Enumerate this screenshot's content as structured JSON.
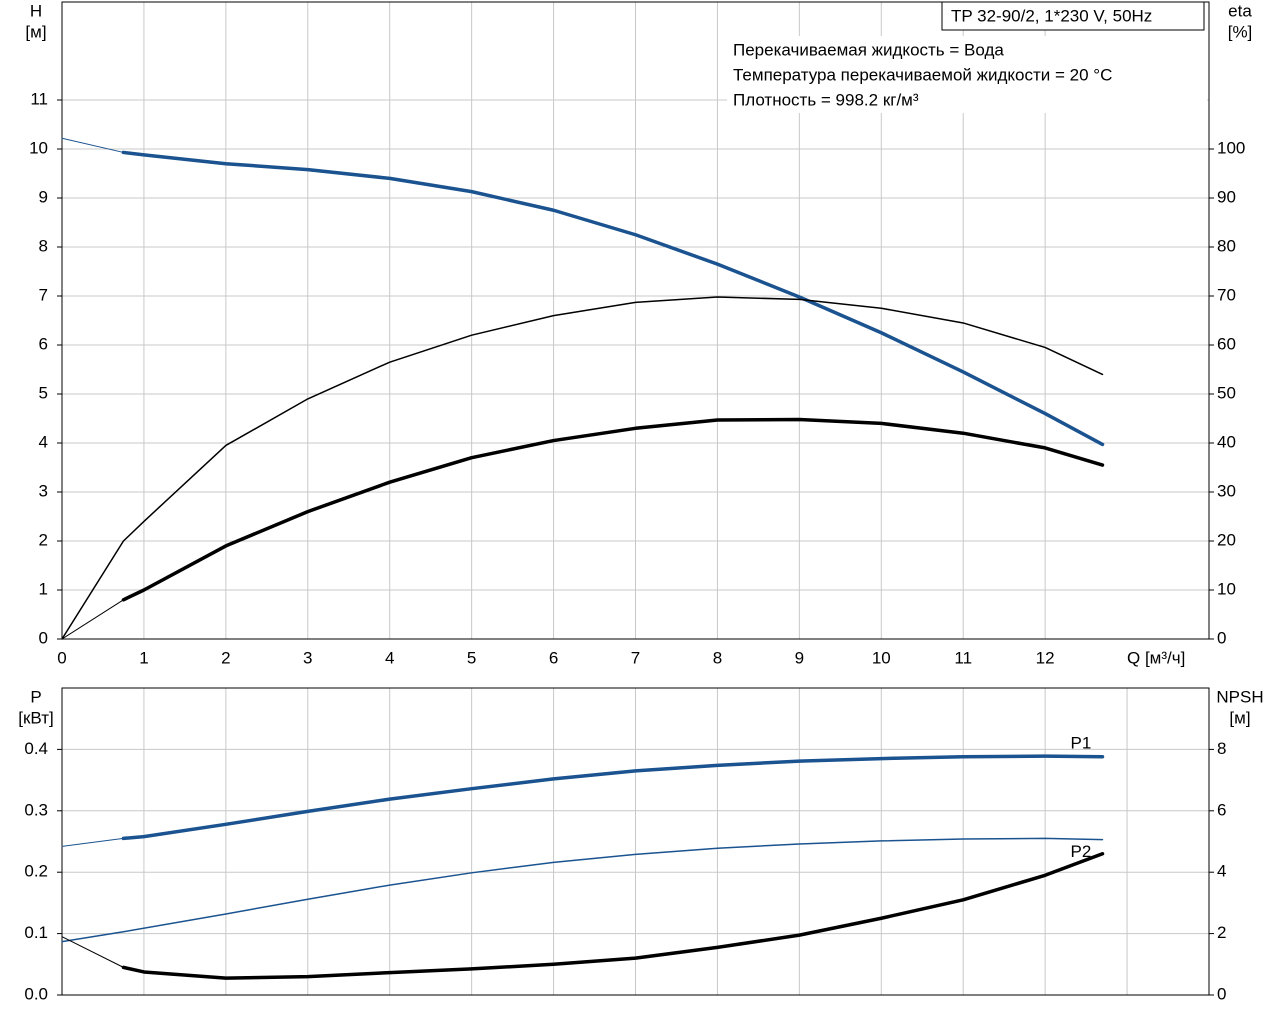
{
  "chart_data": [
    {
      "type": "line",
      "title": "TP 32-90/2, 1*230 V, 50Hz",
      "annotations": [
        "Перекачиваемая жидкость = Вода",
        "Температура перекачиваемой жидкости = 20 °C",
        "Плотность = 998.2 кг/м³"
      ],
      "ylabel": "H",
      "yunit": "[м]",
      "y2label": "eta",
      "y2unit": "[%]",
      "xlabel": "Q [м³/ч]",
      "xlim": [
        0,
        14
      ],
      "xticks": [
        0,
        1,
        2,
        3,
        4,
        5,
        6,
        7,
        8,
        9,
        10,
        11,
        12
      ],
      "xtick_labels": true,
      "ylim": [
        0,
        13
      ],
      "yticks": [
        0,
        1,
        2,
        3,
        4,
        5,
        6,
        7,
        8,
        9,
        10,
        11
      ],
      "y2lim": [
        0,
        130
      ],
      "y2ticks": [
        0,
        10,
        20,
        30,
        40,
        50,
        60,
        70,
        80,
        90,
        100
      ],
      "grid": true,
      "series": [
        {
          "color": "#1a5390",
          "width": 1,
          "axis": "y",
          "x": [
            0,
            0.75
          ],
          "values": [
            10.22,
            9.93
          ]
        },
        {
          "color": "#1a5390",
          "width": 3.5,
          "axis": "y",
          "x": [
            0.75,
            1,
            2,
            3,
            4,
            5,
            6,
            7,
            8,
            9,
            10,
            11,
            12,
            12.7
          ],
          "values": [
            9.93,
            9.88,
            9.7,
            9.58,
            9.4,
            9.13,
            8.75,
            8.25,
            7.65,
            6.98,
            6.25,
            5.45,
            4.6,
            3.97
          ]
        },
        {
          "color": "#000000",
          "width": 1.5,
          "axis": "y2",
          "x": [
            0,
            0.75,
            1,
            2,
            3,
            4,
            5,
            6,
            7,
            8,
            9,
            10,
            11,
            12,
            12.7
          ],
          "values": [
            0,
            20,
            24,
            39.5,
            49,
            56.5,
            62,
            66,
            68.7,
            69.8,
            69.3,
            67.5,
            64.5,
            59.5,
            54
          ]
        },
        {
          "color": "#000000",
          "width": 1,
          "axis": "y2",
          "x": [
            0,
            0.75
          ],
          "values": [
            0,
            8
          ]
        },
        {
          "color": "#000000",
          "width": 3.5,
          "axis": "y2",
          "x": [
            0.75,
            1,
            2,
            3,
            4,
            5,
            6,
            7,
            8,
            9,
            10,
            11,
            12,
            12.7
          ],
          "values": [
            8,
            10,
            19,
            26,
            32,
            37,
            40.5,
            43,
            44.7,
            44.8,
            44,
            42,
            39,
            35.5
          ]
        }
      ]
    },
    {
      "type": "line",
      "ylabel": "P",
      "yunit": "[кВт]",
      "y2label": "NPSH",
      "y2unit": "[м]",
      "xlim": [
        0,
        14
      ],
      "xticks": [
        0,
        1,
        2,
        3,
        4,
        5,
        6,
        7,
        8,
        9,
        10,
        11,
        12,
        13
      ],
      "xtick_labels": false,
      "ylim": [
        0,
        0.5
      ],
      "yticks": [
        {
          "value": 0,
          "label": "0.0"
        },
        0.1,
        0.2,
        0.3,
        0.4
      ],
      "y2lim": [
        0,
        10
      ],
      "y2ticks": [
        0,
        2,
        4,
        6,
        8
      ],
      "grid": true,
      "series": [
        {
          "color": "#1a5390",
          "width": 1,
          "axis": "y",
          "x": [
            0,
            0.75
          ],
          "values": [
            0.242,
            0.255
          ]
        },
        {
          "name": "P1",
          "label_side": "above",
          "color": "#1a5390",
          "width": 3.5,
          "axis": "y",
          "x": [
            0.75,
            1,
            2,
            3,
            4,
            5,
            6,
            7,
            8,
            9,
            10,
            11,
            12,
            12.7
          ],
          "values": [
            0.255,
            0.258,
            0.278,
            0.299,
            0.319,
            0.336,
            0.352,
            0.365,
            0.374,
            0.381,
            0.385,
            0.388,
            0.389,
            0.388
          ]
        },
        {
          "name": "P2",
          "label_side": "below",
          "color": "#1a5390",
          "width": 1.5,
          "axis": "y",
          "x": [
            0,
            0.75,
            2,
            3,
            4,
            5,
            6,
            7,
            8,
            9,
            10,
            11,
            12,
            12.7
          ],
          "values": [
            0.087,
            0.103,
            0.132,
            0.156,
            0.179,
            0.199,
            0.216,
            0.229,
            0.239,
            0.246,
            0.251,
            0.254,
            0.255,
            0.253
          ]
        },
        {
          "color": "#000000",
          "width": 1,
          "axis": "y2",
          "x": [
            0,
            0.75
          ],
          "values": [
            1.9,
            0.9
          ]
        },
        {
          "color": "#000000",
          "width": 3.5,
          "axis": "y2",
          "x": [
            0.75,
            1,
            2,
            3,
            4,
            5,
            6,
            7,
            8,
            9,
            10,
            11,
            12,
            12.7
          ],
          "values": [
            0.9,
            0.75,
            0.55,
            0.6,
            0.73,
            0.85,
            1.0,
            1.2,
            1.55,
            1.95,
            2.5,
            3.1,
            3.9,
            4.6
          ]
        }
      ]
    }
  ]
}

AIM OF THE EXERCISE: Transcribe each entry precisely as given, leaving the pictures out.

ANSWER TO THE TASK:
Enumerate this screenshot's content as structured JSON.
{
  "chart_data": [
    {
      "type": "line",
      "title": "TP 32-90/2, 1*230 V, 50Hz",
      "annotations": [
        "Перекачиваемая жидкость = Вода",
        "Температура перекачиваемой жидкости = 20 °C",
        "Плотность = 998.2 кг/м³"
      ],
      "ylabel": "H",
      "yunit": "[м]",
      "y2label": "eta",
      "y2unit": "[%]",
      "xlabel": "Q [м³/ч]",
      "xlim": [
        0,
        14
      ],
      "xticks": [
        0,
        1,
        2,
        3,
        4,
        5,
        6,
        7,
        8,
        9,
        10,
        11,
        12
      ],
      "xtick_labels": true,
      "ylim": [
        0,
        13
      ],
      "yticks": [
        0,
        1,
        2,
        3,
        4,
        5,
        6,
        7,
        8,
        9,
        10,
        11
      ],
      "y2lim": [
        0,
        130
      ],
      "y2ticks": [
        0,
        10,
        20,
        30,
        40,
        50,
        60,
        70,
        80,
        90,
        100
      ],
      "grid": true,
      "series": [
        {
          "color": "#1a5390",
          "width": 1,
          "axis": "y",
          "x": [
            0,
            0.75
          ],
          "values": [
            10.22,
            9.93
          ]
        },
        {
          "color": "#1a5390",
          "width": 3.5,
          "axis": "y",
          "x": [
            0.75,
            1,
            2,
            3,
            4,
            5,
            6,
            7,
            8,
            9,
            10,
            11,
            12,
            12.7
          ],
          "values": [
            9.93,
            9.88,
            9.7,
            9.58,
            9.4,
            9.13,
            8.75,
            8.25,
            7.65,
            6.98,
            6.25,
            5.45,
            4.6,
            3.97
          ]
        },
        {
          "color": "#000000",
          "width": 1.5,
          "axis": "y2",
          "x": [
            0,
            0.75,
            1,
            2,
            3,
            4,
            5,
            6,
            7,
            8,
            9,
            10,
            11,
            12,
            12.7
          ],
          "values": [
            0,
            20,
            24,
            39.5,
            49,
            56.5,
            62,
            66,
            68.7,
            69.8,
            69.3,
            67.5,
            64.5,
            59.5,
            54
          ]
        },
        {
          "color": "#000000",
          "width": 1,
          "axis": "y2",
          "x": [
            0,
            0.75
          ],
          "values": [
            0,
            8
          ]
        },
        {
          "color": "#000000",
          "width": 3.5,
          "axis": "y2",
          "x": [
            0.75,
            1,
            2,
            3,
            4,
            5,
            6,
            7,
            8,
            9,
            10,
            11,
            12,
            12.7
          ],
          "values": [
            8,
            10,
            19,
            26,
            32,
            37,
            40.5,
            43,
            44.7,
            44.8,
            44,
            42,
            39,
            35.5
          ]
        }
      ]
    },
    {
      "type": "line",
      "ylabel": "P",
      "yunit": "[кВт]",
      "y2label": "NPSH",
      "y2unit": "[м]",
      "xlim": [
        0,
        14
      ],
      "xticks": [
        0,
        1,
        2,
        3,
        4,
        5,
        6,
        7,
        8,
        9,
        10,
        11,
        12,
        13
      ],
      "xtick_labels": false,
      "ylim": [
        0,
        0.5
      ],
      "yticks": [
        {
          "value": 0,
          "label": "0.0"
        },
        0.1,
        0.2,
        0.3,
        0.4
      ],
      "y2lim": [
        0,
        10
      ],
      "y2ticks": [
        0,
        2,
        4,
        6,
        8
      ],
      "grid": true,
      "series": [
        {
          "color": "#1a5390",
          "width": 1,
          "axis": "y",
          "x": [
            0,
            0.75
          ],
          "values": [
            0.242,
            0.255
          ]
        },
        {
          "name": "P1",
          "label_side": "above",
          "color": "#1a5390",
          "width": 3.5,
          "axis": "y",
          "x": [
            0.75,
            1,
            2,
            3,
            4,
            5,
            6,
            7,
            8,
            9,
            10,
            11,
            12,
            12.7
          ],
          "values": [
            0.255,
            0.258,
            0.278,
            0.299,
            0.319,
            0.336,
            0.352,
            0.365,
            0.374,
            0.381,
            0.385,
            0.388,
            0.389,
            0.388
          ]
        },
        {
          "name": "P2",
          "label_side": "below",
          "color": "#1a5390",
          "width": 1.5,
          "axis": "y",
          "x": [
            0,
            0.75,
            2,
            3,
            4,
            5,
            6,
            7,
            8,
            9,
            10,
            11,
            12,
            12.7
          ],
          "values": [
            0.087,
            0.103,
            0.132,
            0.156,
            0.179,
            0.199,
            0.216,
            0.229,
            0.239,
            0.246,
            0.251,
            0.254,
            0.255,
            0.253
          ]
        },
        {
          "color": "#000000",
          "width": 1,
          "axis": "y2",
          "x": [
            0,
            0.75
          ],
          "values": [
            1.9,
            0.9
          ]
        },
        {
          "color": "#000000",
          "width": 3.5,
          "axis": "y2",
          "x": [
            0.75,
            1,
            2,
            3,
            4,
            5,
            6,
            7,
            8,
            9,
            10,
            11,
            12,
            12.7
          ],
          "values": [
            0.9,
            0.75,
            0.55,
            0.6,
            0.73,
            0.85,
            1.0,
            1.2,
            1.55,
            1.95,
            2.5,
            3.1,
            3.9,
            4.6
          ]
        }
      ]
    }
  ]
}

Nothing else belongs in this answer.